Requirement ▸ Each line below must be set down exactly; omit any image you find.

Stored items from a collection ▸

■ ■ ■ ■ ■ ■ ■

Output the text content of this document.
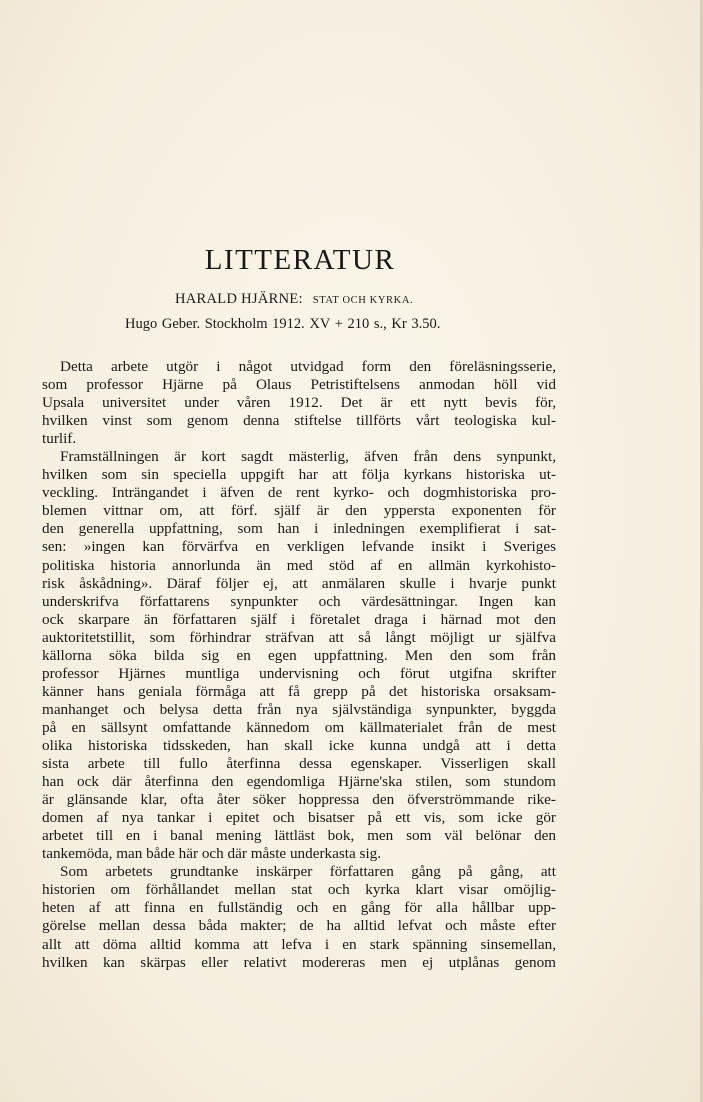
LITTERATUR
HARALD HJÄRNE: STAT OCH KYRKA.
Hugo Geber. Stockholm 1912. XV + 210 s., Kr 3.50.
Detta arbete utgör i något utvidgad form den föreläsningsserie,
som professor Hjärne på Olaus Petristiftelsens anmodan höll vid
Upsala universitet under våren 1912. Det är ett nytt bevis för,
hvilken vinst som genom denna stiftelse tillförts vårt teologiska kul-
turlif.
Framställningen är kort sagdt mästerlig, äfven från dens synpunkt,
hvilken som sin speciella uppgift har att följa kyrkans historiska ut-
veckling. Inträngandet i äfven de rent kyrko- och dogmhistoriska pro-
blemen vittnar om, att förf. själf är den yppersta exponenten för
den generella uppfattning, som han i inledningen exemplifierat i sat-
sen: »ingen kan förvärfva en verkligen lefvande insikt i Sveriges
politiska historia annorlunda än med stöd af en allmän kyrkohisto-
risk åskådning». Däraf följer ej, att anmälaren skulle i hvarje punkt
underskrifva författarens synpunkter och värdesättningar. Ingen kan
ock skarpare än författaren själf i företalet draga i härnad mot den
auktoritetstillit, som förhindrar sträfvan att så långt möjligt ur själfva
källorna söka bilda sig en egen uppfattning. Men den som från
professor Hjärnes muntliga undervisning och förut utgifna skrifter
känner hans geniala förmåga att få grepp på det historiska orsaksam-
manhanget och belysa detta från nya självständiga synpunkter, byggda
på en sällsynt omfattande kännedom om källmaterialet från de mest
olika historiska tidsskeden, han skall icke kunna undgå att i detta
sista arbete till fullo återfinna dessa egenskaper. Visserligen skall
han ock där återfinna den egendomliga Hjärne'ska stilen, som stundom
är glänsande klar, ofta åter söker hoppressa den öfverströmmande rike-
domen af nya tankar i epitet och bisatser på ett vis, som icke gör
arbetet till en i banal mening lättläst bok, men som väl belönar den
tankemöda, man både här och där måste underkasta sig.
Som arbetets grundtanke inskärper författaren gång på gång, att
historien om förhållandet mellan stat och kyrka klart visar omöjlig-
heten af att finna en fullständig och en gång för alla hållbar upp-
görelse mellan dessa båda makter; de ha alltid lefvat och måste efter
allt att döma alltid komma att lefva i en stark spänning sinsemellan,
hvilken kan skärpas eller relativt modereras men ej utplånas genom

■ ■ ■ ■ ■ ■ ■

Response to this exercise ▸
Output the text content of this document.
LITTERATUR
HARALD HJÄRNE: STAT OCH KYRKA.
Hugo Geber. Stockholm 1912. XV + 210 s., Kr 3.50.
Detta arbete utgör i något utvidgad form den föreläsningsserie,
som professor Hjärne på Olaus Petristiftelsens anmodan höll vid
Upsala universitet under våren 1912. Det är ett nytt bevis för,
hvilken vinst som genom denna stiftelse tillförts vårt teologiska kul-
turlif.
Framställningen är kort sagdt mästerlig, äfven från dens synpunkt,
hvilken som sin speciella uppgift har att följa kyrkans historiska ut-
veckling. Inträngandet i äfven de rent kyrko- och dogmhistoriska pro-
blemen vittnar om, att förf. själf är den yppersta exponenten för
den generella uppfattning, som han i inledningen exemplifierat i sat-
sen: »ingen kan förvärfva en verkligen lefvande insikt i Sveriges
politiska historia annorlunda än med stöd af en allmän kyrkohisto-
risk åskådning». Däraf följer ej, att anmälaren skulle i hvarje punkt
underskrifva författarens synpunkter och värdesättningar. Ingen kan
ock skarpare än författaren själf i företalet draga i härnad mot den
auktoritetstillit, som förhindrar sträfvan att så långt möjligt ur själfva
källorna söka bilda sig en egen uppfattning. Men den som från
professor Hjärnes muntliga undervisning och förut utgifna skrifter
känner hans geniala förmåga att få grepp på det historiska orsaksam-
manhanget och belysa detta från nya självständiga synpunkter, byggda
på en sällsynt omfattande kännedom om källmaterialet från de mest
olika historiska tidsskeden, han skall icke kunna undgå att i detta
sista arbete till fullo återfinna dessa egenskaper. Visserligen skall
han ock där återfinna den egendomliga Hjärne'ska stilen, som stundom
är glänsande klar, ofta åter söker hoppressa den öfverströmmande rike-
domen af nya tankar i epitet och bisatser på ett vis, som icke gör
arbetet till en i banal mening lättläst bok, men som väl belönar den
tankemöda, man både här och där måste underkasta sig.
Som arbetets grundtanke inskärper författaren gång på gång, att
historien om förhållandet mellan stat och kyrka klart visar omöjlig-
heten af att finna en fullständig och en gång för alla hållbar upp-
görelse mellan dessa båda makter; de ha alltid lefvat och måste efter
allt att döma alltid komma att lefva i en stark spänning sinsemellan,
hvilken kan skärpas eller relativt modereras men ej utplånas genom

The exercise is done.